- WHAT IS BEING ASKED:
Work out how many lines in the data hold the word "RABEKOTO", and reply with that number only.

- EXCERPTED RECORDS:
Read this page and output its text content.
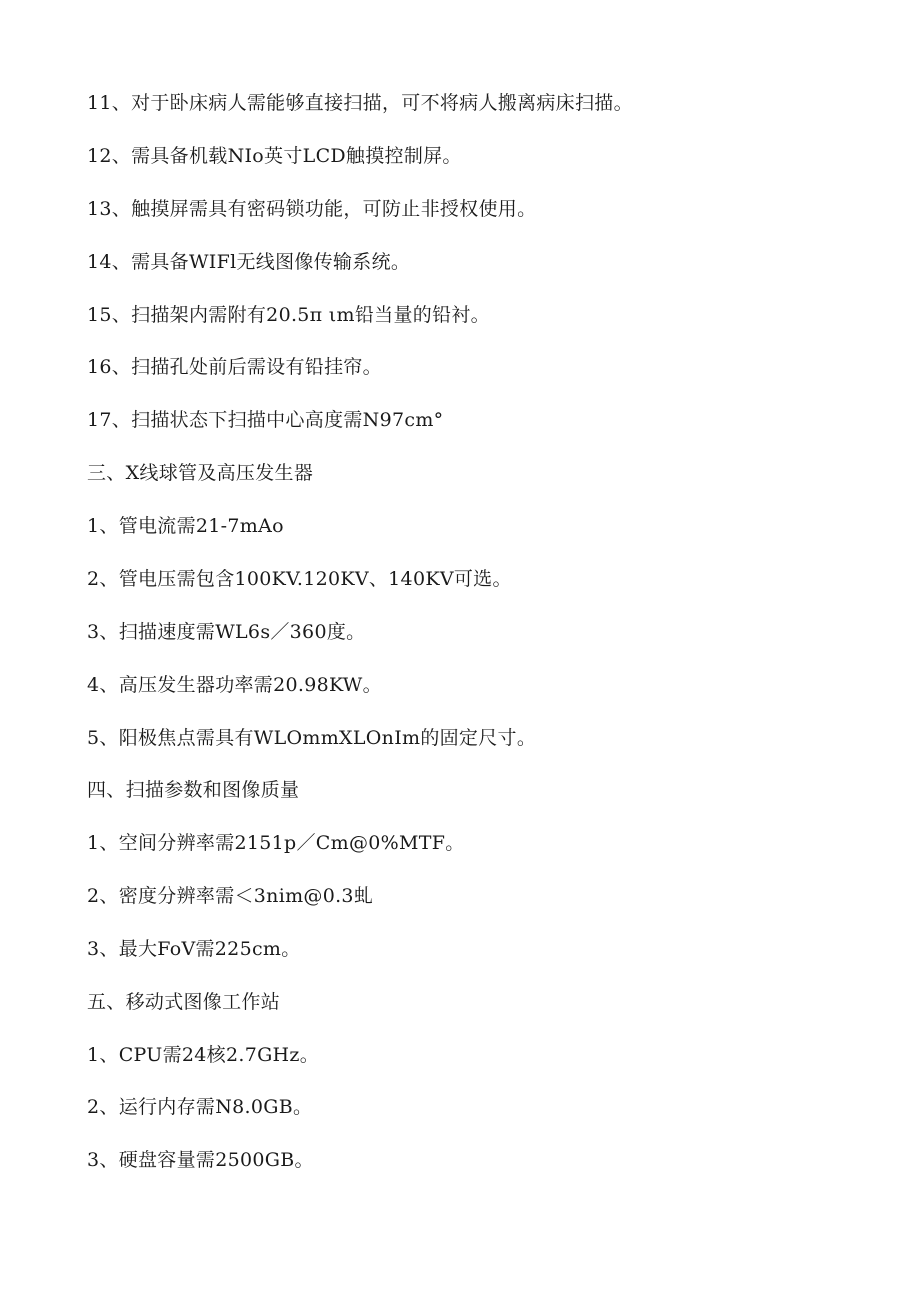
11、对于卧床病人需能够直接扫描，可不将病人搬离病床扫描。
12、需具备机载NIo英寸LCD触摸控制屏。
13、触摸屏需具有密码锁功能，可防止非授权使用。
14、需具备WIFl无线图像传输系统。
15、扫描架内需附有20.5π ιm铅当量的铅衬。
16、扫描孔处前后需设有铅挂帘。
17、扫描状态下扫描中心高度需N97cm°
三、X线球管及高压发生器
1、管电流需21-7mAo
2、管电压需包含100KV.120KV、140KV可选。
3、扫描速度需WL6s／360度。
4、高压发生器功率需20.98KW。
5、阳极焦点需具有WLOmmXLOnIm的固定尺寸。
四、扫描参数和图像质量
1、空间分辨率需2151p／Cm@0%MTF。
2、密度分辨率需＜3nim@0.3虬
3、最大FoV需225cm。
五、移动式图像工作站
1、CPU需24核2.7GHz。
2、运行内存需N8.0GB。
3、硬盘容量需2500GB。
==
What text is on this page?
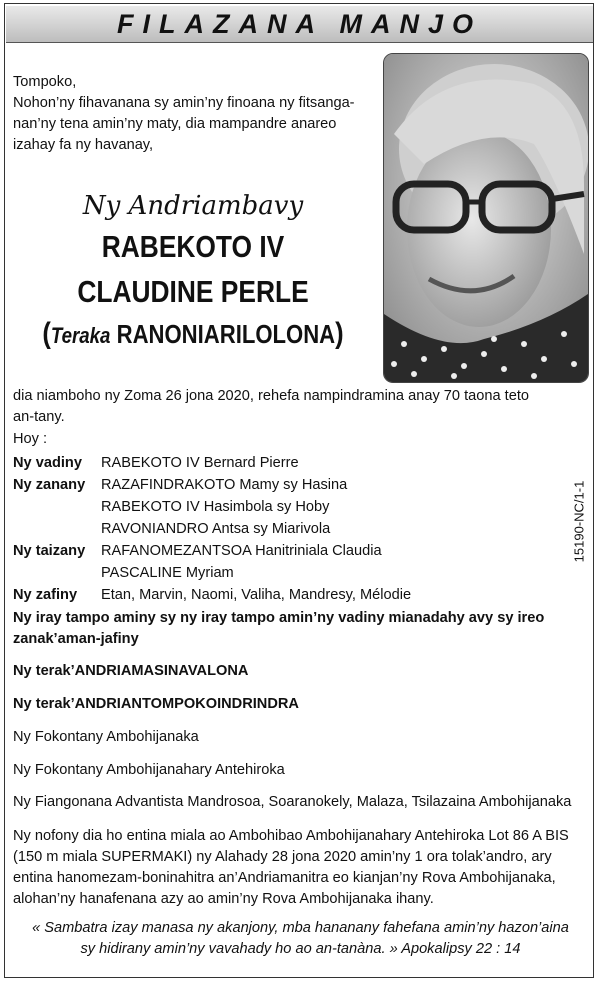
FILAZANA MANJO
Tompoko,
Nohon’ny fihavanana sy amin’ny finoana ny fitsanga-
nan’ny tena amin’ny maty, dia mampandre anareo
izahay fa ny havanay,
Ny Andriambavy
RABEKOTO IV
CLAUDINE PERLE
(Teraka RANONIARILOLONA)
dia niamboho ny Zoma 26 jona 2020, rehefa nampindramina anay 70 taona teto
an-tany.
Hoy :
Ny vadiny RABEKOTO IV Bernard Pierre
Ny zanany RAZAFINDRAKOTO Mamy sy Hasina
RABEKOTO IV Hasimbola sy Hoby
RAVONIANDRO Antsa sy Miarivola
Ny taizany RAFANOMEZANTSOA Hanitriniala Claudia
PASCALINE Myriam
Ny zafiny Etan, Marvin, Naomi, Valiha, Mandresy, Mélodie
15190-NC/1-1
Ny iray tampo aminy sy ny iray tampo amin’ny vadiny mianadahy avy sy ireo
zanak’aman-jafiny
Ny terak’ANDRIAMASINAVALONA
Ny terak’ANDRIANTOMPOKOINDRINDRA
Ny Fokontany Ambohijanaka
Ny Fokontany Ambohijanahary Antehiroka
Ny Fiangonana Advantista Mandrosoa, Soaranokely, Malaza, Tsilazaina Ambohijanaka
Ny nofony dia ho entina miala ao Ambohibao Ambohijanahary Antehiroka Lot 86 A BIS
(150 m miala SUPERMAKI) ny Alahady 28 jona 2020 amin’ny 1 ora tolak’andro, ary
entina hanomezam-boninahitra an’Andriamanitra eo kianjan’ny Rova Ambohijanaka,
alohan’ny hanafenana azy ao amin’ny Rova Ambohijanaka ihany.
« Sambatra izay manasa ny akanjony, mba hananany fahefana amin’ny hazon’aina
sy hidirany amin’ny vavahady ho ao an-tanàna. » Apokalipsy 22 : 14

- WRITTEN SOLUTION:
3